### Input
start

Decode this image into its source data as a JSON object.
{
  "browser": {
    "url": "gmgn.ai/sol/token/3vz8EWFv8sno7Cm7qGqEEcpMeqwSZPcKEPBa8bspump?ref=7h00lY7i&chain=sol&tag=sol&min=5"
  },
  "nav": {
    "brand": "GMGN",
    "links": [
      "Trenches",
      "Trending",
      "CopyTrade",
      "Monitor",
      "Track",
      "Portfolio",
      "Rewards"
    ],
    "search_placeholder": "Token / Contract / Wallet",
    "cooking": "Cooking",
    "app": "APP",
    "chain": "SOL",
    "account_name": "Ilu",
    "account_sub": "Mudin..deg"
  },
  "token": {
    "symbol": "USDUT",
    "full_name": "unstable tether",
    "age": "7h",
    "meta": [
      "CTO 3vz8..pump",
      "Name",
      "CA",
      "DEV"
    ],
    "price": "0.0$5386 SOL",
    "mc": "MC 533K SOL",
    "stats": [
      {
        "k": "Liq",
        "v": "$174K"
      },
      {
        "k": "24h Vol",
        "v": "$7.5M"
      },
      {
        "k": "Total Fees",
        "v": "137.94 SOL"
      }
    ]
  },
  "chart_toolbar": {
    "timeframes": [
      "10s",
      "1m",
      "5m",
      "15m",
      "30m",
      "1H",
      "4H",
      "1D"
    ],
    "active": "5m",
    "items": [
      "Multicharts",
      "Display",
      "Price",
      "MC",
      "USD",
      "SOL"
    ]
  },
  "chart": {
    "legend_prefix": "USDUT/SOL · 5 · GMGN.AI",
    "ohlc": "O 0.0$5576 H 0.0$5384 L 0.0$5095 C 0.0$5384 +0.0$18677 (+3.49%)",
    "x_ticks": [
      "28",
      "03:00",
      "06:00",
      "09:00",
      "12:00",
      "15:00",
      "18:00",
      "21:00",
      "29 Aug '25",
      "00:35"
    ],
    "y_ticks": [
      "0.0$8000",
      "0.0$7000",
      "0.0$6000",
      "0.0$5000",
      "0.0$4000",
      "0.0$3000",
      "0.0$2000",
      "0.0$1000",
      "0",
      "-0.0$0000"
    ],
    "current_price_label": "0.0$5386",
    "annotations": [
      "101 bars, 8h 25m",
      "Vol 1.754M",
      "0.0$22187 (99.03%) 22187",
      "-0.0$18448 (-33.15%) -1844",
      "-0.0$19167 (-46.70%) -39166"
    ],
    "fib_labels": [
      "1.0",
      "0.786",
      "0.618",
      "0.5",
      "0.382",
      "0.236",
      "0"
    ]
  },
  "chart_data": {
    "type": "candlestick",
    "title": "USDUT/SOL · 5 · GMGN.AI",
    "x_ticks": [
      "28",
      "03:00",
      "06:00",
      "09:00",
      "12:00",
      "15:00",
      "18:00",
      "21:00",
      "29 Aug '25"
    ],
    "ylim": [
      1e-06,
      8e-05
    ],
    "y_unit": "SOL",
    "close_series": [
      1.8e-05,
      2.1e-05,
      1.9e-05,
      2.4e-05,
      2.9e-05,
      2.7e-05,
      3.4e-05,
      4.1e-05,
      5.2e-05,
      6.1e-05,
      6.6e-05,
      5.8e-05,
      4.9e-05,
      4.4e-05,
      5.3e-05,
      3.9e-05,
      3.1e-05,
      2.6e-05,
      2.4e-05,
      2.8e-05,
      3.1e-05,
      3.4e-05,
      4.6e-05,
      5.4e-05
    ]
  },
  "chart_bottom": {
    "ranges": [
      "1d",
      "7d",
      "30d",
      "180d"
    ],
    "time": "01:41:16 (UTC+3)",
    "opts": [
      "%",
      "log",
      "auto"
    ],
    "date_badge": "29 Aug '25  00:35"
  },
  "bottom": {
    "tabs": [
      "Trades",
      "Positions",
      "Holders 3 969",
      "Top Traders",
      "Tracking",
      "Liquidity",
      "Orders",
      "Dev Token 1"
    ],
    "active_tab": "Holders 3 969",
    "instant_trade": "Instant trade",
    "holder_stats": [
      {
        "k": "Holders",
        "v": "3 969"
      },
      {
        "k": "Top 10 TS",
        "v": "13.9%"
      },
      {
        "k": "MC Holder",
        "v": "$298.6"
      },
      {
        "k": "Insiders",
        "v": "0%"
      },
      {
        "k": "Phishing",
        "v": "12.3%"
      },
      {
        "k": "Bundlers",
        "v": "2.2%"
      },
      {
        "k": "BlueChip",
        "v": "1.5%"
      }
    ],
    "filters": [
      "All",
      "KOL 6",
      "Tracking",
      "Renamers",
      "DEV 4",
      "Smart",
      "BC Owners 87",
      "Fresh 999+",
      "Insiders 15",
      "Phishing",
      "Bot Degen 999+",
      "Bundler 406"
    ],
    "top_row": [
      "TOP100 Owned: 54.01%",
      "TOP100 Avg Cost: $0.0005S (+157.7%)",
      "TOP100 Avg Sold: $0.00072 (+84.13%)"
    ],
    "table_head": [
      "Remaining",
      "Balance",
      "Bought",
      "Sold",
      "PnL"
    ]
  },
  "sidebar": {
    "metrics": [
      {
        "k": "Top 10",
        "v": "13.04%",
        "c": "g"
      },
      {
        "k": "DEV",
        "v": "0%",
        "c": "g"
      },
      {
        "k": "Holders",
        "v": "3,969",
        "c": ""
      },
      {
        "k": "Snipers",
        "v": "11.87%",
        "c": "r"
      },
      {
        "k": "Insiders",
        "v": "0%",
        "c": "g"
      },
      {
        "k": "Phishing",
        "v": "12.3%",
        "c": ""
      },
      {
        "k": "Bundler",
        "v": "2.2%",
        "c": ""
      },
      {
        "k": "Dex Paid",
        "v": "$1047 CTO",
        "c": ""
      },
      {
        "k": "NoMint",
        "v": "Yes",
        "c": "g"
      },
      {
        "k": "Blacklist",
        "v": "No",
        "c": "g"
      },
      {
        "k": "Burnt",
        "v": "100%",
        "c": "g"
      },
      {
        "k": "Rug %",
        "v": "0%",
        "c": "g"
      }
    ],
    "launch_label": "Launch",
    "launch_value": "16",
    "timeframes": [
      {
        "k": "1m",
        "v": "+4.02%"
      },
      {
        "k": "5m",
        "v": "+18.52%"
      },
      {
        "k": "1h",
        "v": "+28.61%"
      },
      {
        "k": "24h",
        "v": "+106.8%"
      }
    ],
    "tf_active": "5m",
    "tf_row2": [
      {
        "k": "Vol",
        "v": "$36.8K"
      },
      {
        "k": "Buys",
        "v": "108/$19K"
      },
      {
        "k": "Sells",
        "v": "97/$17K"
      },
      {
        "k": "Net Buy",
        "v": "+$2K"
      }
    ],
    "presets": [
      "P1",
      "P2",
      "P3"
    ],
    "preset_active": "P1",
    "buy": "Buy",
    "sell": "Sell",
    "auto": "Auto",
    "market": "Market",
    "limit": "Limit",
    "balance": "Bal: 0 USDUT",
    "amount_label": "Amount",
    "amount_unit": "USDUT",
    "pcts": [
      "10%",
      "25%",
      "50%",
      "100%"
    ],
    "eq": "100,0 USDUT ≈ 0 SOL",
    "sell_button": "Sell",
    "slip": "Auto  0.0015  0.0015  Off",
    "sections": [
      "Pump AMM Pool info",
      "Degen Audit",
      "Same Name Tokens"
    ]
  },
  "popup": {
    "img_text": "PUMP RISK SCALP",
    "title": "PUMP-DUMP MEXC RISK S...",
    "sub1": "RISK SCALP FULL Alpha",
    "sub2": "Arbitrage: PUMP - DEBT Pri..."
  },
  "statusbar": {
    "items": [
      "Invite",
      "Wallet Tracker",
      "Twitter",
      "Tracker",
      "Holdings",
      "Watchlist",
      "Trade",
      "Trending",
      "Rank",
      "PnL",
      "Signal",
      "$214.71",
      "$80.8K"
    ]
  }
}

end

### Problem to work on
Copy each line that holds the word "Holders".

### Exercise result
      "Holders 3 969",
    "active_tab": "Holders 3 969",
        "k": "Holders",
        "k": "Holders",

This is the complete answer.